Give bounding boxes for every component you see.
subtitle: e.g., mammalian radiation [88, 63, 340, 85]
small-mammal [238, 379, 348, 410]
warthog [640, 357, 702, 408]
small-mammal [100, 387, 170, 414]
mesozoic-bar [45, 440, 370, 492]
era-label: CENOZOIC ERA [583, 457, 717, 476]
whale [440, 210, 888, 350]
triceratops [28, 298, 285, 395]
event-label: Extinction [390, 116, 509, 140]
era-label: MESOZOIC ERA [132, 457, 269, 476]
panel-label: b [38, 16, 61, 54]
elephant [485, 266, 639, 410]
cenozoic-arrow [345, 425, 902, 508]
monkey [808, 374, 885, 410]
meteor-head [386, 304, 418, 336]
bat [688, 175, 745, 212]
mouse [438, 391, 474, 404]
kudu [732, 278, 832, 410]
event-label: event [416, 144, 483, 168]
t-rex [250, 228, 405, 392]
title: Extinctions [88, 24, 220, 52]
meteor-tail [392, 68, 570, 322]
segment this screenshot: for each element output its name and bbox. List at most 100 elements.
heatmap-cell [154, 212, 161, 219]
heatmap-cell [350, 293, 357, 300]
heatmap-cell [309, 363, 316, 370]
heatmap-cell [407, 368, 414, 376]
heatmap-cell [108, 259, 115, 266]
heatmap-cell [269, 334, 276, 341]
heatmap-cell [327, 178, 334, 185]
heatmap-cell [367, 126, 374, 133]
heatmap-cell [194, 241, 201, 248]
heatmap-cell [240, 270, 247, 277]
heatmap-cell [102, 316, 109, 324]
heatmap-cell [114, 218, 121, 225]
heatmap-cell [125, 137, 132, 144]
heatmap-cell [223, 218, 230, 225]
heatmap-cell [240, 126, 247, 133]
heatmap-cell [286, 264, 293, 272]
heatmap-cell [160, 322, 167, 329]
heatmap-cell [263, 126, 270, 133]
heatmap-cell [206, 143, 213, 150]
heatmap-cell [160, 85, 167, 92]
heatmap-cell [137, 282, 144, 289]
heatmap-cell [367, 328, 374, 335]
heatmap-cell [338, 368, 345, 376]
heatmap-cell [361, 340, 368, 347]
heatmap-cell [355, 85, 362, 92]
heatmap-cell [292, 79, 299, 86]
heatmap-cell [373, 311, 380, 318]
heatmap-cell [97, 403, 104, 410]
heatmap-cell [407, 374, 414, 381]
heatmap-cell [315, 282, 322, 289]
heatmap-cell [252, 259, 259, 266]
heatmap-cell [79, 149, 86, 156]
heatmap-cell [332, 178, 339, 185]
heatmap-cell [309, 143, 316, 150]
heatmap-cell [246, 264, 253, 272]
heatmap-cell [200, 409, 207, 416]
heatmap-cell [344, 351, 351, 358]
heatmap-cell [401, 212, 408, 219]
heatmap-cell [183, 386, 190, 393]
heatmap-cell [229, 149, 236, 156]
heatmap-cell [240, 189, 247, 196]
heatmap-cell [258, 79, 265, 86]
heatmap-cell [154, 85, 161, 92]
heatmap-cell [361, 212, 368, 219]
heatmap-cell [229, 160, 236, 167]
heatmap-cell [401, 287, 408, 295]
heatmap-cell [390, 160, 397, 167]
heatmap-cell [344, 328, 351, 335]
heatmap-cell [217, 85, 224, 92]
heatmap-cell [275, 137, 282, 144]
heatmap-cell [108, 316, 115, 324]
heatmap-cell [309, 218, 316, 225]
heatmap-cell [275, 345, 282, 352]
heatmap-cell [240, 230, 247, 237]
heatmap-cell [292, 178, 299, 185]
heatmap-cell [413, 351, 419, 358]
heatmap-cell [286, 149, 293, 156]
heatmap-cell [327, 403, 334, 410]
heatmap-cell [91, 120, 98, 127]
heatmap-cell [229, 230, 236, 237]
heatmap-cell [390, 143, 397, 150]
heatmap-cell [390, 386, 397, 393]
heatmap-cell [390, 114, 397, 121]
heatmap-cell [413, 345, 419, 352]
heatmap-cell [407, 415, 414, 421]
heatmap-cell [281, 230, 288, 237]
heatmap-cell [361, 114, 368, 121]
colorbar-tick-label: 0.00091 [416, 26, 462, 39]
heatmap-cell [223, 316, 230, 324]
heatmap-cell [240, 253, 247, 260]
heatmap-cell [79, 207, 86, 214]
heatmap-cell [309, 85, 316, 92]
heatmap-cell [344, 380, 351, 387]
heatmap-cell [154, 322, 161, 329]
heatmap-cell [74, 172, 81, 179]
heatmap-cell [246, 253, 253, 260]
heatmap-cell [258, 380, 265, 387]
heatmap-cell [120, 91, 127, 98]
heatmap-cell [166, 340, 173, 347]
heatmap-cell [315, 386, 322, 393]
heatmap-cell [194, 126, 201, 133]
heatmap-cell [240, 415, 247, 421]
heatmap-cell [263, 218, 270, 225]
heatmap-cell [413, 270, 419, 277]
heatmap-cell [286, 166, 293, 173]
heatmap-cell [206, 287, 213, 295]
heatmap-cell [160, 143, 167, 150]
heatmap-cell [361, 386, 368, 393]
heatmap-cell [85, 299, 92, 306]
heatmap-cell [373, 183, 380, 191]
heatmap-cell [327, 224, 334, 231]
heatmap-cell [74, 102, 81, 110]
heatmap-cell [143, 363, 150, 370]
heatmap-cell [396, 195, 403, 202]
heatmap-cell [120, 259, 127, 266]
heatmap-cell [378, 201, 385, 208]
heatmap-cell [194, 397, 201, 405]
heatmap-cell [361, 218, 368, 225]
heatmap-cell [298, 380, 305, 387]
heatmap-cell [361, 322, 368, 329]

________

▸ **YOUR OBJECTIVE**: Reproduce every line of the material above word for word, in its original order.

▸ **THE OUTPUT**:
Give bounding boxes for every component you see.
subtitle: e.g., mammalian radiation [88, 63, 340, 85]
small-mammal [238, 379, 348, 410]
warthog [640, 357, 702, 408]
small-mammal [100, 387, 170, 414]
mesozoic-bar [45, 440, 370, 492]
era-label: CENOZOIC ERA [583, 457, 717, 476]
whale [440, 210, 888, 350]
triceratops [28, 298, 285, 395]
event-label: Extinction [390, 116, 509, 140]
era-label: MESOZOIC ERA [132, 457, 269, 476]
panel-label: b [38, 16, 61, 54]
elephant [485, 266, 639, 410]
cenozoic-arrow [345, 425, 902, 508]
monkey [808, 374, 885, 410]
meteor-head [386, 304, 418, 336]
bat [688, 175, 745, 212]
mouse [438, 391, 474, 404]
kudu [732, 278, 832, 410]
event-label: event [416, 144, 483, 168]
t-rex [250, 228, 405, 392]
title: Extinctions [88, 24, 220, 52]
meteor-tail [392, 68, 570, 322]
segment this screenshot: for each element output its name and bbox. List at most 100 elements.
heatmap-cell [154, 212, 161, 219]
heatmap-cell [350, 293, 357, 300]
heatmap-cell [309, 363, 316, 370]
heatmap-cell [407, 368, 414, 376]
heatmap-cell [108, 259, 115, 266]
heatmap-cell [269, 334, 276, 341]
heatmap-cell [327, 178, 334, 185]
heatmap-cell [367, 126, 374, 133]
heatmap-cell [194, 241, 201, 248]
heatmap-cell [240, 270, 247, 277]
heatmap-cell [102, 316, 109, 324]
heatmap-cell [114, 218, 121, 225]
heatmap-cell [125, 137, 132, 144]
heatmap-cell [223, 218, 230, 225]
heatmap-cell [240, 126, 247, 133]
heatmap-cell [286, 264, 293, 272]
heatmap-cell [160, 322, 167, 329]
heatmap-cell [263, 126, 270, 133]
heatmap-cell [206, 143, 213, 150]
heatmap-cell [160, 85, 167, 92]
heatmap-cell [137, 282, 144, 289]
heatmap-cell [367, 328, 374, 335]
heatmap-cell [338, 368, 345, 376]
heatmap-cell [361, 340, 368, 347]
heatmap-cell [355, 85, 362, 92]
heatmap-cell [292, 79, 299, 86]
heatmap-cell [373, 311, 380, 318]
heatmap-cell [97, 403, 104, 410]
heatmap-cell [407, 374, 414, 381]
heatmap-cell [315, 282, 322, 289]
heatmap-cell [252, 259, 259, 266]
heatmap-cell [79, 149, 86, 156]
heatmap-cell [332, 178, 339, 185]
heatmap-cell [309, 143, 316, 150]
heatmap-cell [246, 264, 253, 272]
heatmap-cell [200, 409, 207, 416]
heatmap-cell [344, 351, 351, 358]
heatmap-cell [401, 212, 408, 219]
heatmap-cell [183, 386, 190, 393]
heatmap-cell [229, 149, 236, 156]
heatmap-cell [240, 189, 247, 196]
heatmap-cell [258, 79, 265, 86]
heatmap-cell [154, 85, 161, 92]
heatmap-cell [361, 212, 368, 219]
heatmap-cell [229, 160, 236, 167]
heatmap-cell [401, 287, 408, 295]
heatmap-cell [390, 160, 397, 167]
heatmap-cell [344, 328, 351, 335]
heatmap-cell [217, 85, 224, 92]
heatmap-cell [275, 137, 282, 144]
heatmap-cell [108, 316, 115, 324]
heatmap-cell [309, 218, 316, 225]
heatmap-cell [275, 345, 282, 352]
heatmap-cell [240, 230, 247, 237]
heatmap-cell [292, 178, 299, 185]
heatmap-cell [413, 351, 419, 358]
heatmap-cell [286, 149, 293, 156]
heatmap-cell [327, 403, 334, 410]
heatmap-cell [91, 120, 98, 127]
heatmap-cell [229, 230, 236, 237]
heatmap-cell [390, 143, 397, 150]
heatmap-cell [390, 386, 397, 393]
heatmap-cell [390, 114, 397, 121]
heatmap-cell [413, 345, 419, 352]
heatmap-cell [407, 415, 414, 421]
heatmap-cell [281, 230, 288, 237]
heatmap-cell [361, 114, 368, 121]
colorbar-tick-label: 0.00091 [416, 26, 462, 39]
heatmap-cell [223, 316, 230, 324]
heatmap-cell [240, 253, 247, 260]
heatmap-cell [79, 207, 86, 214]
heatmap-cell [309, 85, 316, 92]
heatmap-cell [344, 380, 351, 387]
heatmap-cell [154, 322, 161, 329]
heatmap-cell [74, 172, 81, 179]
heatmap-cell [246, 253, 253, 260]
heatmap-cell [258, 380, 265, 387]
heatmap-cell [120, 91, 127, 98]
heatmap-cell [166, 340, 173, 347]
heatmap-cell [315, 386, 322, 393]
heatmap-cell [194, 126, 201, 133]
heatmap-cell [240, 415, 247, 421]
heatmap-cell [263, 218, 270, 225]
heatmap-cell [413, 270, 419, 277]
heatmap-cell [286, 166, 293, 173]
heatmap-cell [206, 287, 213, 295]
heatmap-cell [160, 143, 167, 150]
heatmap-cell [361, 386, 368, 393]
heatmap-cell [85, 299, 92, 306]
heatmap-cell [373, 183, 380, 191]
heatmap-cell [327, 224, 334, 231]
heatmap-cell [74, 102, 81, 110]
heatmap-cell [143, 363, 150, 370]
heatmap-cell [396, 195, 403, 202]
heatmap-cell [120, 259, 127, 266]
heatmap-cell [378, 201, 385, 208]
heatmap-cell [194, 397, 201, 405]
heatmap-cell [361, 218, 368, 225]
heatmap-cell [298, 380, 305, 387]
heatmap-cell [361, 322, 368, 329]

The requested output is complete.